## Set problem
Set the listing down again in full, word for word, with the pictures left out.

## Dataset
+++

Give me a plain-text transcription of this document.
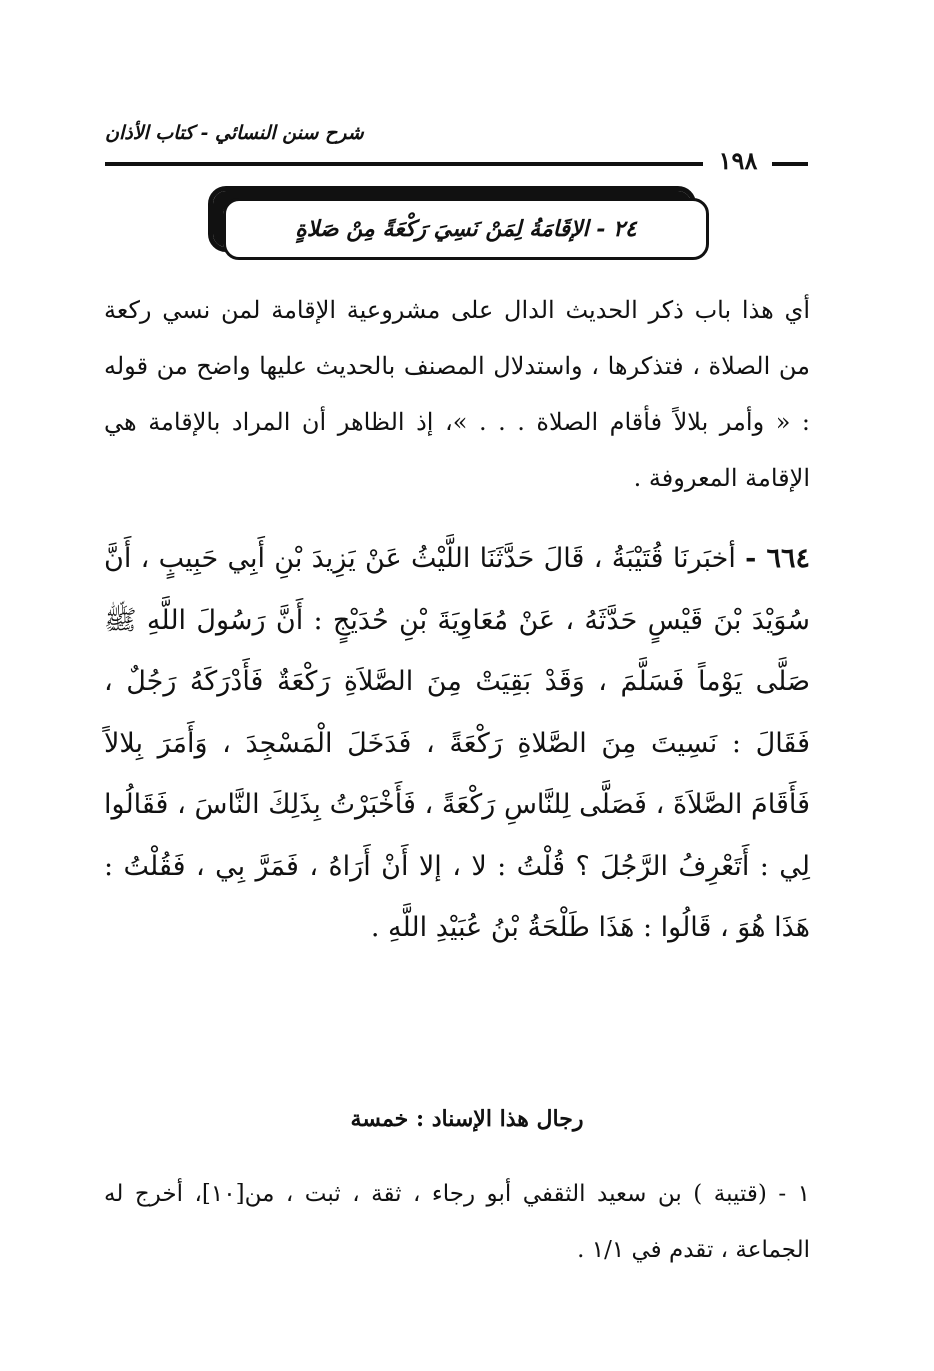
شرح سنن النسائي - كتاب الأذان
١٩٨
٢٤ - الإقَامَةُ لِمَنْ نَسِيَ رَكْعَةً مِنْ صَلاةٍ

أي هذا باب ذكر الحديث الدال على مشروعية الإقامة لمن نسي ركعة من الصلاة ، فتذكرها ، واستدلال المصنف بالحديث عليها واضح من قوله : « وأمر بلالاً فأقام الصلاة . . . »، إذ الظاهر أن المراد بالإقامة هي الإقامة المعروفة .

٦٦٤ - أخبَرنَا قُتَيْبَةُ ، قَالَ حَدَّثَنَا اللَّيْثُ عَنْ يَزِيدَ بْنِ أَبِي حَبِيبٍ ، أَنَّ سُوَيْدَ بْنَ قَيْسٍ حَدَّثَهُ ، عَنْ مُعَاوِيَةَ بْنِ حُدَيْجٍ : أَنَّ رَسُولَ اللَّهِ ﷺ صَلَّى يَوْماً فَسَلَّمَ ، وَقَدْ بَقِيَتْ مِنَ الصَّلاَةِ رَكْعَةٌ فَأَدْرَكَهُ رَجُلٌ ، فَقَالَ : نَسِيتَ مِنَ الصَّلاةِ رَكْعَةً ، فَدَخَلَ الْمَسْجِدَ ، وَأَمَرَ بِلالاً فَأَقَامَ الصَّلاَةَ ، فَصَلَّى لِلنَّاسِ رَكْعَةً ، فَأَخْبَرْتُ بِذَلِكَ النَّاسَ ، فَقَالُوا لِي : أَتَعْرِفُ الرَّجُلَ ؟ قُلْتُ : لا ، إلا أَنْ أَرَاهُ ، فَمَرَّ بِي ، فَقُلْتُ : هَذَا هُوَ ، قَالُوا : هَذَا طَلْحَةُ بْنُ عُبَيْدِ اللَّهِ .

رجال هذا الإسناد : خمسة

١ - (قتيبة ) بن سعيد الثقفي أبو رجاء ، ثقة ، ثبت ، من[١٠]، أخرج له الجماعة ، تقدم في ١/١ .
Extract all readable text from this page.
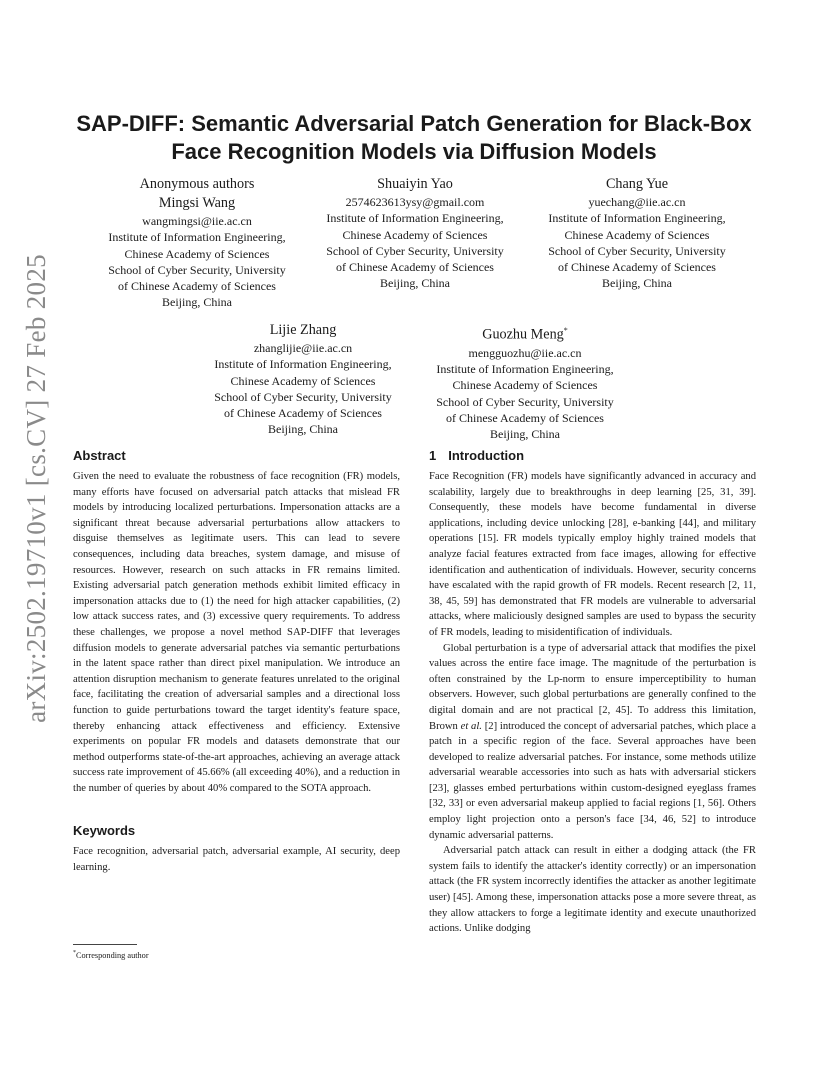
arXiv:2502.19710v1 [cs.CV] 27 Feb 2025
SAP-DIFF: Semantic Adversarial Patch Generation for Black-Box
Face Recognition Models via Diffusion Models
Anonymous authors
Mingsi Wang
wangmingsi@iie.ac.cn
Institute of Information Engineering,
Chinese Academy of Sciences
School of Cyber Security, University
of Chinese Academy of Sciences
Beijing, China
Shuaiyin Yao
2574623613ysy@gmail.com
Institute of Information Engineering,
Chinese Academy of Sciences
School of Cyber Security, University
of Chinese Academy of Sciences
Beijing, China
Chang Yue
yuechang@iie.ac.cn
Institute of Information Engineering,
Chinese Academy of Sciences
School of Cyber Security, University
of Chinese Academy of Sciences
Beijing, China
Lijie Zhang
zhanglijie@iie.ac.cn
Institute of Information Engineering,
Chinese Academy of Sciences
School of Cyber Security, University
of Chinese Academy of Sciences
Beijing, China
Guozhu Meng*
mengguozhu@iie.ac.cn
Institute of Information Engineering,
Chinese Academy of Sciences
School of Cyber Security, University
of Chinese Academy of Sciences
Beijing, China
Abstract

Given the need to evaluate the robustness of face recognition (FR) models, many efforts have focused on adversarial patch attacks that mislead FR models by introducing localized perturbations. Impersonation attacks are a significant threat because adversarial perturbations allow attackers to disguise themselves as legitimate users. This can lead to severe consequences, including data breaches, system damage, and misuse of resources. However, research on such attacks in FR remains limited. Existing adversarial patch generation methods exhibit limited efficacy in impersonation attacks due to (1) the need for high attacker capabilities, (2) low attack success rates, and (3) excessive query requirements. To address these challenges, we propose a novel method SAP-DIFF that leverages diffusion models to generate adversarial patches via semantic perturbations in the latent space rather than direct pixel manipulation. We introduce an attention disruption mechanism to generate features unrelated to the original face, facilitating the creation of adversarial samples and a directional loss function to guide perturbations toward the target identity's feature space, thereby enhancing attack effectiveness and efficiency. Extensive experiments on popular FR models and datasets demonstrate that our method outperforms state-of-the-art approaches, achieving an average attack success rate improvement of 45.66% (all exceeding 40%), and a reduction in the number of queries by about 40% compared to the SOTA approach.

Keywords

Face recognition, adversarial patch, adversarial example, AI security, deep learning.

1 Introduction

Face Recognition (FR) models have significantly advanced in accuracy and scalability, largely due to breakthroughs in deep learning [25, 31, 39]. Consequently, these models have become fundamental in diverse applications, including device unlocking [28], e-banking [44], and military operations [15]. FR models typically employ highly trained models that analyze facial features extracted from face images, allowing for effective identification and authentication of individuals. However, security concerns have escalated with the rapid growth of FR models. Recent research [2, 11, 38, 45, 59] has demonstrated that FR models are vulnerable to adversarial attacks, where maliciously designed samples are used to bypass the security of FR models, leading to misidentification of individuals.

Global perturbation is a type of adversarial attack that modifies the pixel values across the entire face image. The magnitude of the perturbation is often constrained by the Lp-norm to ensure imperceptibility to human observers. However, such global perturbations are generally confined to the digital domain and are not practical [2, 45]. To address this limitation, Brown et al. [2] introduced the concept of adversarial patches, which place a patch in a specific region of the face. Several approaches have been developed to realize adversarial patches. For instance, some methods utilize adversarial wearable accessories into such as hats with adversarial stickers [23], glasses embed perturbations within custom-designed eyeglass frames [32, 33] or even adversarial makeup applied to facial regions [1, 56]. Others employ light projection onto a person's face [34, 46, 52] to introduce dynamic adversarial patterns.

Adversarial patch attack can result in either a dodging attack (the FR system fails to identify the attacker's identity correctly) or an impersonation attack (the FR system incorrectly identifies the attacker as another legitimate user) [45]. Among these, impersonation attacks pose a more severe threat, as they allow attackers to forge a legitimate identity and execute unauthorized actions. Unlike dodging

*Corresponding author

+++

## Answer for the task
Give me a plain-text transcription of this document.
شرح سنن النسائي - كتاب الأذان
١٩٨
٢٤ - الإقَامَةُ لِمَنْ نَسِيَ رَكْعَةً مِنْ صَلاةٍ

أي هذا باب ذكر الحديث الدال على مشروعية الإقامة لمن نسي ركعة من الصلاة ، فتذكرها ، واستدلال المصنف بالحديث عليها واضح من قوله : « وأمر بلالاً فأقام الصلاة . . . »، إذ الظاهر أن المراد بالإقامة هي الإقامة المعروفة .

٦٦٤ - أخبَرنَا قُتَيْبَةُ ، قَالَ حَدَّثَنَا اللَّيْثُ عَنْ يَزِيدَ بْنِ أَبِي حَبِيبٍ ، أَنَّ سُوَيْدَ بْنَ قَيْسٍ حَدَّثَهُ ، عَنْ مُعَاوِيَةَ بْنِ حُدَيْجٍ : أَنَّ رَسُولَ اللَّهِ ﷺ صَلَّى يَوْماً فَسَلَّمَ ، وَقَدْ بَقِيَتْ مِنَ الصَّلاَةِ رَكْعَةٌ فَأَدْرَكَهُ رَجُلٌ ، فَقَالَ : نَسِيتَ مِنَ الصَّلاةِ رَكْعَةً ، فَدَخَلَ الْمَسْجِدَ ، وَأَمَرَ بِلالاً فَأَقَامَ الصَّلاَةَ ، فَصَلَّى لِلنَّاسِ رَكْعَةً ، فَأَخْبَرْتُ بِذَلِكَ النَّاسَ ، فَقَالُوا لِي : أَتَعْرِفُ الرَّجُلَ ؟ قُلْتُ : لا ، إلا أَنْ أَرَاهُ ، فَمَرَّ بِي ، فَقُلْتُ : هَذَا هُوَ ، قَالُوا : هَذَا طَلْحَةُ بْنُ عُبَيْدِ اللَّهِ .

رجال هذا الإسناد : خمسة

١ - (قتيبة ) بن سعيد الثقفي أبو رجاء ، ثقة ، ثبت ، من[١٠]، أخرج له الجماعة ، تقدم في ١/١ .
Extract all readable text from this page.
arXiv:2502.19710v1 [cs.CV] 27 Feb 2025
SAP-DIFF: Semantic Adversarial Patch Generation for Black-Box
Face Recognition Models via Diffusion Models
Anonymous authors
Mingsi Wang
wangmingsi@iie.ac.cn
Institute of Information Engineering,
Chinese Academy of Sciences
School of Cyber Security, University
of Chinese Academy of Sciences
Beijing, China
Shuaiyin Yao
2574623613ysy@gmail.com
Institute of Information Engineering,
Chinese Academy of Sciences
School of Cyber Security, University
of Chinese Academy of Sciences
Beijing, China
Chang Yue
yuechang@iie.ac.cn
Institute of Information Engineering,
Chinese Academy of Sciences
School of Cyber Security, University
of Chinese Academy of Sciences
Beijing, China
Lijie Zhang
zhanglijie@iie.ac.cn
Institute of Information Engineering,
Chinese Academy of Sciences
School of Cyber Security, University
of Chinese Academy of Sciences
Beijing, China
Guozhu Meng*
mengguozhu@iie.ac.cn
Institute of Information Engineering,
Chinese Academy of Sciences
School of Cyber Security, University
of Chinese Academy of Sciences
Beijing, China
Abstract

Given the need to evaluate the robustness of face recognition (FR) models, many efforts have focused on adversarial patch attacks that mislead FR models by introducing localized perturbations. Impersonation attacks are a significant threat because adversarial perturbations allow attackers to disguise themselves as legitimate users. This can lead to severe consequences, including data breaches, system damage, and misuse of resources. However, research on such attacks in FR remains limited. Existing adversarial patch generation methods exhibit limited efficacy in impersonation attacks due to (1) the need for high attacker capabilities, (2) low attack success rates, and (3) excessive query requirements. To address these challenges, we propose a novel method SAP-DIFF that leverages diffusion models to generate adversarial patches via semantic perturbations in the latent space rather than direct pixel manipulation. We introduce an attention disruption mechanism to generate features unrelated to the original face, facilitating the creation of adversarial samples and a directional loss function to guide perturbations toward the target identity's feature space, thereby enhancing attack effectiveness and efficiency. Extensive experiments on popular FR models and datasets demonstrate that our method outperforms state-of-the-art approaches, achieving an average attack success rate improvement of 45.66% (all exceeding 40%), and a reduction in the number of queries by about 40% compared to the SOTA approach.

Keywords

Face recognition, adversarial patch, adversarial example, AI security, deep learning.

1 Introduction

Face Recognition (FR) models have significantly advanced in accuracy and scalability, largely due to breakthroughs in deep learning [25, 31, 39]. Consequently, these models have become fundamental in diverse applications, including device unlocking [28], e-banking [44], and military operations [15]. FR models typically employ highly trained models that analyze facial features extracted from face images, allowing for effective identification and authentication of individuals. However, security concerns have escalated with the rapid growth of FR models. Recent research [2, 11, 38, 45, 59] has demonstrated that FR models are vulnerable to adversarial attacks, where maliciously designed samples are used to bypass the security of FR models, leading to misidentification of individuals.

Global perturbation is a type of adversarial attack that modifies the pixel values across the entire face image. The magnitude of the perturbation is often constrained by the Lp-norm to ensure imperceptibility to human observers. However, such global perturbations are generally confined to the digital domain and are not practical [2, 45]. To address this limitation, Brown et al. [2] introduced the concept of adversarial patches, which place a patch in a specific region of the face. Several approaches have been developed to realize adversarial patches. For instance, some methods utilize adversarial wearable accessories into such as hats with adversarial stickers [23], glasses embed perturbations within custom-designed eyeglass frames [32, 33] or even adversarial makeup applied to facial regions [1, 56]. Others employ light projection onto a person's face [34, 46, 52] to introduce dynamic adversarial patterns.

Adversarial patch attack can result in either a dodging attack (the FR system fails to identify the attacker's identity correctly) or an impersonation attack (the FR system incorrectly identifies the attacker as another legitimate user) [45]. Among these, impersonation attacks pose a more severe threat, as they allow attackers to forge a legitimate identity and execute unauthorized actions. Unlike dodging

*Corresponding author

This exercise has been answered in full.